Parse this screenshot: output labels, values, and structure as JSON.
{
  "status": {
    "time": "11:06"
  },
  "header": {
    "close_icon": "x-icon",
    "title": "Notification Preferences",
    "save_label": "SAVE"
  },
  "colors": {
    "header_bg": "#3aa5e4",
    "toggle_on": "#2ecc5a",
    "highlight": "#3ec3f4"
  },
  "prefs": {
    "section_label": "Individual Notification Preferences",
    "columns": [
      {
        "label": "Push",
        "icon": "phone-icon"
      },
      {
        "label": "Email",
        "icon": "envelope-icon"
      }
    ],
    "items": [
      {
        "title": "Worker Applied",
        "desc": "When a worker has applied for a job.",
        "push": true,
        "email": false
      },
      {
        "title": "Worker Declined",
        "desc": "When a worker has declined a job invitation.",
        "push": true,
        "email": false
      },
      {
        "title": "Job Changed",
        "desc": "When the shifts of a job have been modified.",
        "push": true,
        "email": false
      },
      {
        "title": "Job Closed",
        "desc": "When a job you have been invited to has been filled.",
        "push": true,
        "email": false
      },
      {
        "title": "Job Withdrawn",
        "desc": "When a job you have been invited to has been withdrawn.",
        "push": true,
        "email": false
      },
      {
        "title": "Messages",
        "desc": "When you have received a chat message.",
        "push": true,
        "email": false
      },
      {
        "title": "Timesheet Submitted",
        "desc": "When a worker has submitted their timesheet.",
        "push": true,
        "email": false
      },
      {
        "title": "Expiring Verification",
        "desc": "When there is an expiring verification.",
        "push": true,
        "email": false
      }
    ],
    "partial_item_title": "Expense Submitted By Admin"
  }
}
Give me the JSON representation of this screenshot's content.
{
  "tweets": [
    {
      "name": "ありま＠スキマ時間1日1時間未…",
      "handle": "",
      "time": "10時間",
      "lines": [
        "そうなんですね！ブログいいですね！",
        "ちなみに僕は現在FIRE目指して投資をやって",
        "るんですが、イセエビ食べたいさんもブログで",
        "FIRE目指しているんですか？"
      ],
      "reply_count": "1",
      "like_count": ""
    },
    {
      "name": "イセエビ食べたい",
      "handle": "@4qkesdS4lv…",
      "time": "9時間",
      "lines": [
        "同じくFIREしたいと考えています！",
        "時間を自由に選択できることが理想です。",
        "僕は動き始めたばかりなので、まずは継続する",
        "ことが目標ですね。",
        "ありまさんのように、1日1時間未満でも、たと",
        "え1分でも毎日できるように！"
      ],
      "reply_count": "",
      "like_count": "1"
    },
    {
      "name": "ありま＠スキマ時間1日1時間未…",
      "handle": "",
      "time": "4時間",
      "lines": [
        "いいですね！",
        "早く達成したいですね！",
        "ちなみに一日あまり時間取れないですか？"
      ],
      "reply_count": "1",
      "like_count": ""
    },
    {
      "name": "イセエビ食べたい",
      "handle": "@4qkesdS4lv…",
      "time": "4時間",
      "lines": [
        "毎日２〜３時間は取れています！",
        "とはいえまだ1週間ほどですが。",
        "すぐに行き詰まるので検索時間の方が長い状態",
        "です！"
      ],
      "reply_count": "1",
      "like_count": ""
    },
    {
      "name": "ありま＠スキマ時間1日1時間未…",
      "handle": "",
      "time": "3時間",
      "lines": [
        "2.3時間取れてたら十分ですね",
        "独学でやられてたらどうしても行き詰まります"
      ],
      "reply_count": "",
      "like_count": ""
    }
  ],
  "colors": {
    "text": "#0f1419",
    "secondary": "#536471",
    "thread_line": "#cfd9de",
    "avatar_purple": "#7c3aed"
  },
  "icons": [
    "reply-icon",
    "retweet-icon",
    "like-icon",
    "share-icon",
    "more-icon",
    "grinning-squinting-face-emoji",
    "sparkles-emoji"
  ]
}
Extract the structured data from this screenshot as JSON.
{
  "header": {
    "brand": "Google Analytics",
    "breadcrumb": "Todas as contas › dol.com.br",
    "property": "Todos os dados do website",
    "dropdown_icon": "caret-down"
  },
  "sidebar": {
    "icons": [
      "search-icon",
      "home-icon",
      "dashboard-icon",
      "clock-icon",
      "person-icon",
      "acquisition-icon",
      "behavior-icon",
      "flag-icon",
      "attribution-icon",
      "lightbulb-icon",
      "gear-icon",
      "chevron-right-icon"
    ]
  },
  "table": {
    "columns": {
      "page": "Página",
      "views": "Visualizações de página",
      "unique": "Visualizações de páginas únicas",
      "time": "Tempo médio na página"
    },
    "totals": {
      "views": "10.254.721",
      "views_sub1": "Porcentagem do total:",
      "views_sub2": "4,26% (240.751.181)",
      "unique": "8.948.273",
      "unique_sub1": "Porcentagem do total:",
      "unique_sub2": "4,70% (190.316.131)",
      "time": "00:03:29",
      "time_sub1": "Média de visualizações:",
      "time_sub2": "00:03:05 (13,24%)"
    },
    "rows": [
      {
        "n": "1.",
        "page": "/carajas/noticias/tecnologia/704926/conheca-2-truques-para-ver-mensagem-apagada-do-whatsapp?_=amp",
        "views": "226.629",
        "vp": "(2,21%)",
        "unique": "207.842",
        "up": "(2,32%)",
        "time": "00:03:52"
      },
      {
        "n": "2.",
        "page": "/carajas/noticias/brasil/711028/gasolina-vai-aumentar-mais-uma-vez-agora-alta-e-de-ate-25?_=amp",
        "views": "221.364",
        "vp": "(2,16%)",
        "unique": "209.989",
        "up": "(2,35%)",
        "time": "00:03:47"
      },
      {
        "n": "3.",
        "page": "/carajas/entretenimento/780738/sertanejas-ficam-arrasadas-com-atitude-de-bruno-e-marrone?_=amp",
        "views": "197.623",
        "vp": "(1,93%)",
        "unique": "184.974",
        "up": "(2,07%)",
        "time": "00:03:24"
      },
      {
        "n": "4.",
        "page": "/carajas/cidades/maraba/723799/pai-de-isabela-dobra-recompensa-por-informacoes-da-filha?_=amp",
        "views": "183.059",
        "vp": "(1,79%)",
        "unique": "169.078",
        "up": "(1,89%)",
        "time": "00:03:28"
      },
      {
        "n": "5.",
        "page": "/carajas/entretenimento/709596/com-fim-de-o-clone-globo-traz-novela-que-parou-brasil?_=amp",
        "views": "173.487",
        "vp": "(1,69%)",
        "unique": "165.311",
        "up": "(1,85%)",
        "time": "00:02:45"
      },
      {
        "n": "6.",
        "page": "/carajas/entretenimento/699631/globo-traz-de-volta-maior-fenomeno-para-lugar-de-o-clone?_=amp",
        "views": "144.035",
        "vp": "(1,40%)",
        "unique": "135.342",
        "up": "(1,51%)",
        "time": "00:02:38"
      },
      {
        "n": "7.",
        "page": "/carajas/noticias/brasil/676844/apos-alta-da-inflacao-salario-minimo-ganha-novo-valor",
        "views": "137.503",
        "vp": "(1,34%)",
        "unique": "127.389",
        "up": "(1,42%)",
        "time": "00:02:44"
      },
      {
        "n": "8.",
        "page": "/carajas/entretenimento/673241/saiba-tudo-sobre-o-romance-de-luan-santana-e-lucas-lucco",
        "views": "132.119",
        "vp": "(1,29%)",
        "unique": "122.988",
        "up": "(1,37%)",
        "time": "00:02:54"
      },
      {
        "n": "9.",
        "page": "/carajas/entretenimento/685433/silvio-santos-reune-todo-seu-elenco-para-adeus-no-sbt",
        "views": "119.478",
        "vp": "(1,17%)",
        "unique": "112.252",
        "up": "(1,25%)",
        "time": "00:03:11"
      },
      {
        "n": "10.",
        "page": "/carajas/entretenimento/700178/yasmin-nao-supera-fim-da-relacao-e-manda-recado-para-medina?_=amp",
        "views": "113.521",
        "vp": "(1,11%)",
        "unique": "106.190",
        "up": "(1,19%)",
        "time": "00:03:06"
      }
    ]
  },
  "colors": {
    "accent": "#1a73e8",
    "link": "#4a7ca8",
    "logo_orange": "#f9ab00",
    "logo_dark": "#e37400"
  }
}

*-*-*

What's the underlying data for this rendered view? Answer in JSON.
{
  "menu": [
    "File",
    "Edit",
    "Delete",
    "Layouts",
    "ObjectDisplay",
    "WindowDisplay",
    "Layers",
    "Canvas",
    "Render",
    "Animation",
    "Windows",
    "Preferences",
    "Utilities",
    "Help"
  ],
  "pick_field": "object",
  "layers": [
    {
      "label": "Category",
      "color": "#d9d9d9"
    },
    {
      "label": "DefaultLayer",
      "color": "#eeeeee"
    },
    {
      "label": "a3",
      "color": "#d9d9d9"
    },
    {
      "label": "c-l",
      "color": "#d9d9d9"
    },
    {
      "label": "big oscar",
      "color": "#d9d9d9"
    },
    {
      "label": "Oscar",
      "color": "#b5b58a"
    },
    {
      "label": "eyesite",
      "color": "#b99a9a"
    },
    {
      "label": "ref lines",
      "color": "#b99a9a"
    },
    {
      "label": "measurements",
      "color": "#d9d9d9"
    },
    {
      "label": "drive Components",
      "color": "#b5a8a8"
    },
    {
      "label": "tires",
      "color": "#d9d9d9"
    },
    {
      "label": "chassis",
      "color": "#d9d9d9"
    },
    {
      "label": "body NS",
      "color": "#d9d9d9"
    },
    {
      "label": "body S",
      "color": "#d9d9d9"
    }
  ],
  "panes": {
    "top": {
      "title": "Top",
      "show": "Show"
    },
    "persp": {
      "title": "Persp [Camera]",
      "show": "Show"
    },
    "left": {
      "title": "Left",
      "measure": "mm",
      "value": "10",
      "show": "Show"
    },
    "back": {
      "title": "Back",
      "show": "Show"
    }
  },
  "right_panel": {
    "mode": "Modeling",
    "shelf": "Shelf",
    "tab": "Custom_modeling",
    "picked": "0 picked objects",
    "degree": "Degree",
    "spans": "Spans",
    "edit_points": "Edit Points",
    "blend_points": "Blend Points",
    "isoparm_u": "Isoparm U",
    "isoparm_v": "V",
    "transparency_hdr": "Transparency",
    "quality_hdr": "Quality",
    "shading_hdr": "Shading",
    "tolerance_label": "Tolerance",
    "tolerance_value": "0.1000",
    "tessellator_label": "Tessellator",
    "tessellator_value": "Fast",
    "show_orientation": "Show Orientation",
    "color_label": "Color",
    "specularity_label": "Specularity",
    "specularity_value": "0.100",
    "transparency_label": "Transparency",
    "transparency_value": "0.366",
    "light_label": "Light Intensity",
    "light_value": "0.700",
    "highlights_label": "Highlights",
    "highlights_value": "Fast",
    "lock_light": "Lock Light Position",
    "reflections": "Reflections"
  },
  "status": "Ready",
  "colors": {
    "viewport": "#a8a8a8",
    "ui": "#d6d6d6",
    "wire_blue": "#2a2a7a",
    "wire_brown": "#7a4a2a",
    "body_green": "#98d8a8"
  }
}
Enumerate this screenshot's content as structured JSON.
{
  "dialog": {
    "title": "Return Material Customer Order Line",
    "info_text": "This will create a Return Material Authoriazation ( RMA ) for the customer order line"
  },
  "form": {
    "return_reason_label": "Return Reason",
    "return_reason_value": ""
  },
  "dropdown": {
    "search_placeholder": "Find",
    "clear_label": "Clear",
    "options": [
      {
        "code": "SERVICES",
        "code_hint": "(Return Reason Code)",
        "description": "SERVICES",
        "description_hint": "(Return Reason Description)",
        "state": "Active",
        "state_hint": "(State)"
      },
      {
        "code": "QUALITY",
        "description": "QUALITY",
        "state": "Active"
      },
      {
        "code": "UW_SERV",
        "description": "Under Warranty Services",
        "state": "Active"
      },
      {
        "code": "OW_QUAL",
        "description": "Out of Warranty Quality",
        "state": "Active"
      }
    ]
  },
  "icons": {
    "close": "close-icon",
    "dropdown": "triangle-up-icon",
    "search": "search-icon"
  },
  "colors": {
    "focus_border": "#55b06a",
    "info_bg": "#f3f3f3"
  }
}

*-*-*

**Aim of the exercise**
Scan the entries above. Copy each line that has the string "Material".

**Task solution**
    "title": "Return Material Customer Order Line",
    "info_text": "This will create a Return Material Authoriazation ( RMA ) for the customer order line"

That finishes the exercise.